> **Problem requirements**
Copy all the data exactly, except the pictures.

> **Entries**
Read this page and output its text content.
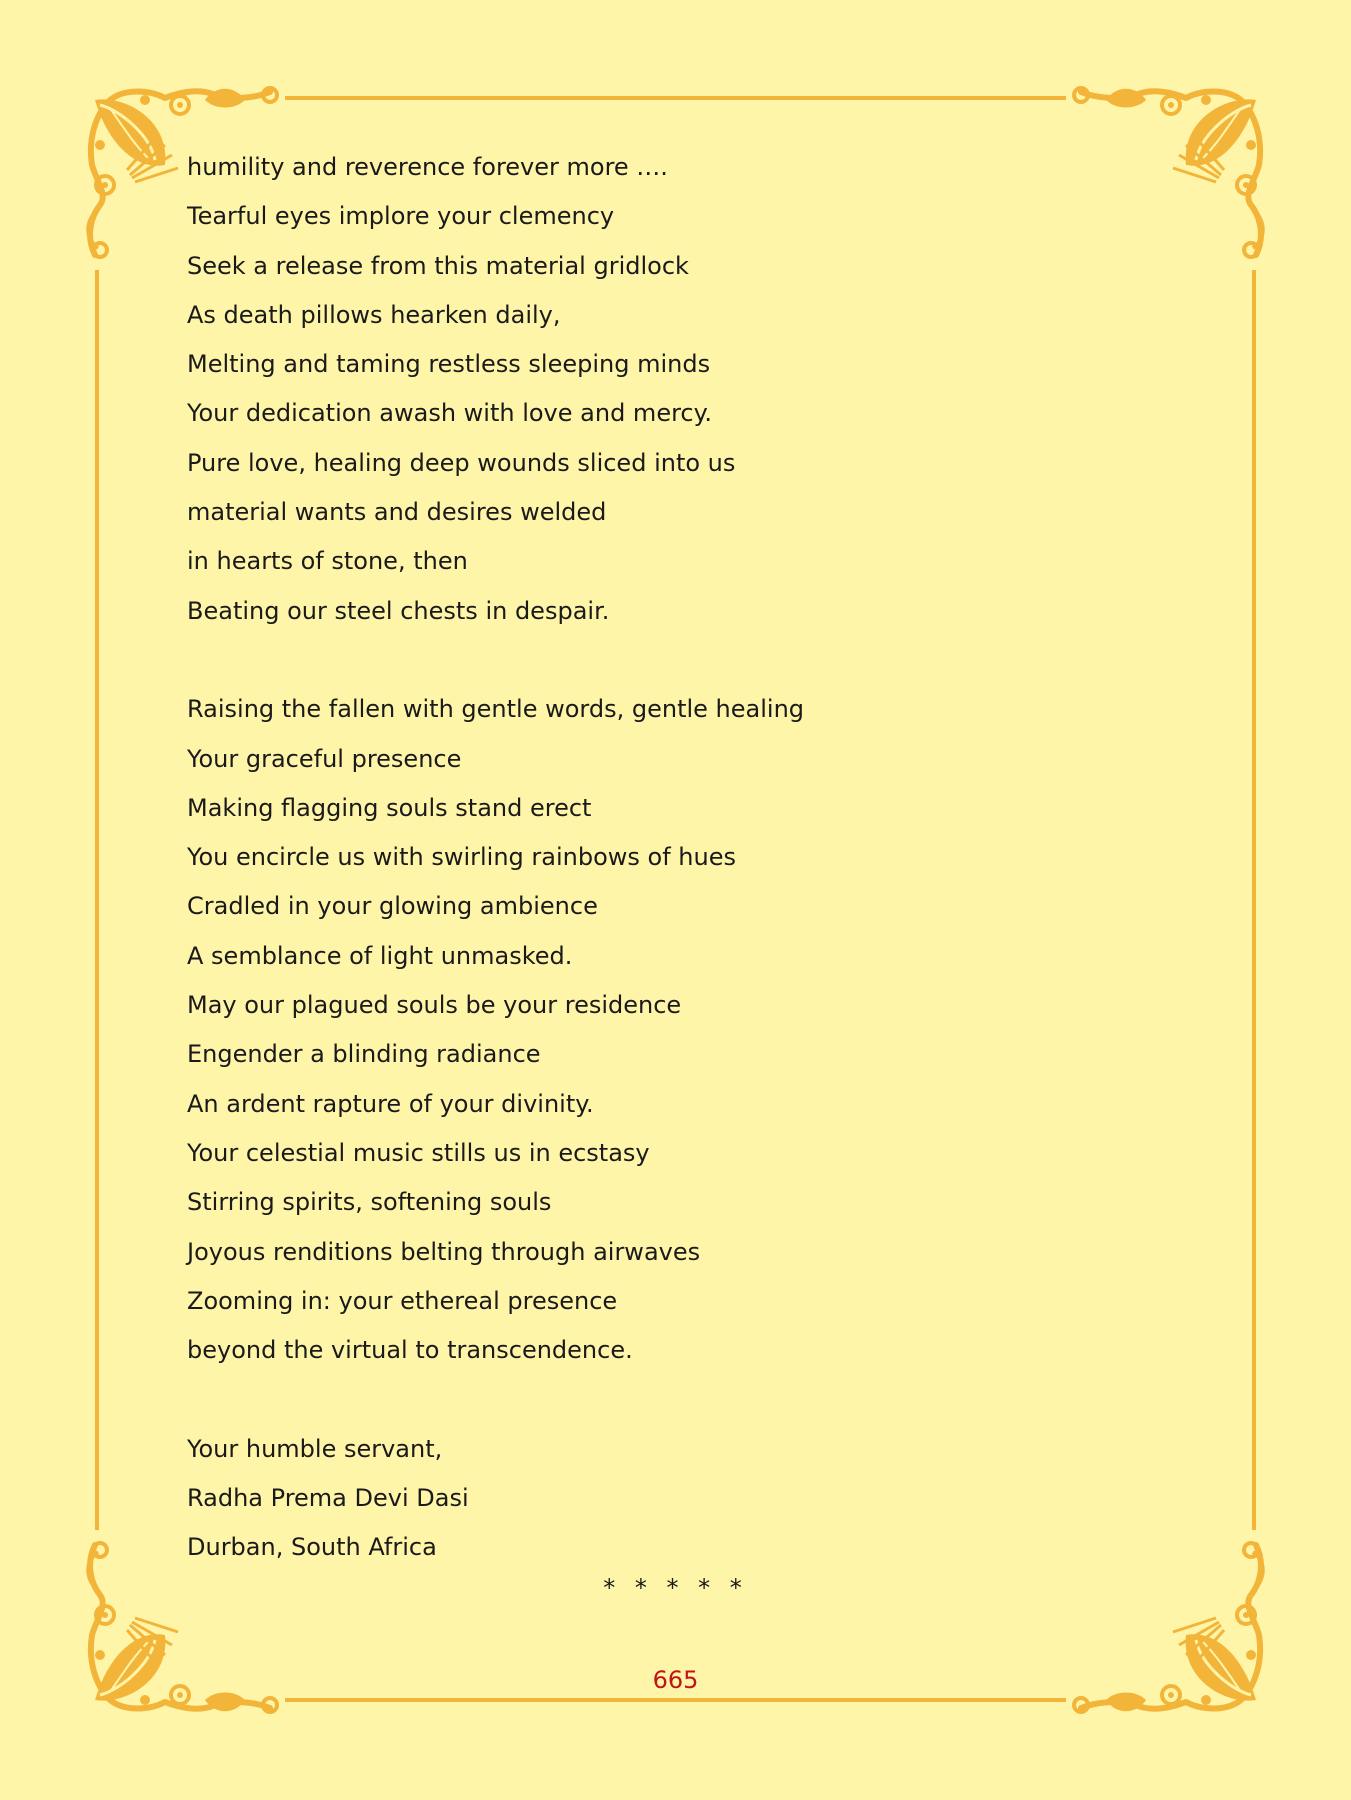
humility and reverence forever more ….
Tearful eyes implore your clemency
Seek a release from this material gridlock
As death pillows hearken daily,
Melting and taming restless sleeping minds
Your dedication awash with love and mercy.
Pure love, healing deep wounds sliced into us
material wants and desires welded
in hearts of stone, then
Beating our steel chests in despair.
Raising the fallen with gentle words, gentle healing
Your graceful presence
Making flagging souls stand erect
You encircle us with swirling rainbows of hues
Cradled in your glowing ambience
A semblance of light unmasked.
May our plagued souls be your residence
Engender a blinding radiance
An ardent rapture of your divinity.
Your celestial music stills us in ecstasy
Stirring spirits, softening souls
Joyous renditions belting through airwaves
Zooming in: your ethereal presence
beyond the virtual to transcendence.
Your humble servant,
Radha Prema Devi Dasi
Durban, South Africa
* * * * *
665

> **The answer**
Read this page and output its text content.
humility and reverence forever more ….
Tearful eyes implore your clemency
Seek a release from this material gridlock
As death pillows hearken daily,
Melting and taming restless sleeping minds
Your dedication awash with love and mercy.
Pure love, healing deep wounds sliced into us
material wants and desires welded
in hearts of stone, then
Beating our steel chests in despair.
Raising the fallen with gentle words, gentle healing
Your graceful presence
Making flagging souls stand erect
You encircle us with swirling rainbows of hues
Cradled in your glowing ambience
A semblance of light unmasked.
May our plagued souls be your residence
Engender a blinding radiance
An ardent rapture of your divinity.
Your celestial music stills us in ecstasy
Stirring spirits, softening souls
Joyous renditions belting through airwaves
Zooming in: your ethereal presence
beyond the virtual to transcendence.
Your humble servant,
Radha Prema Devi Dasi
Durban, South Africa
* * * * *
665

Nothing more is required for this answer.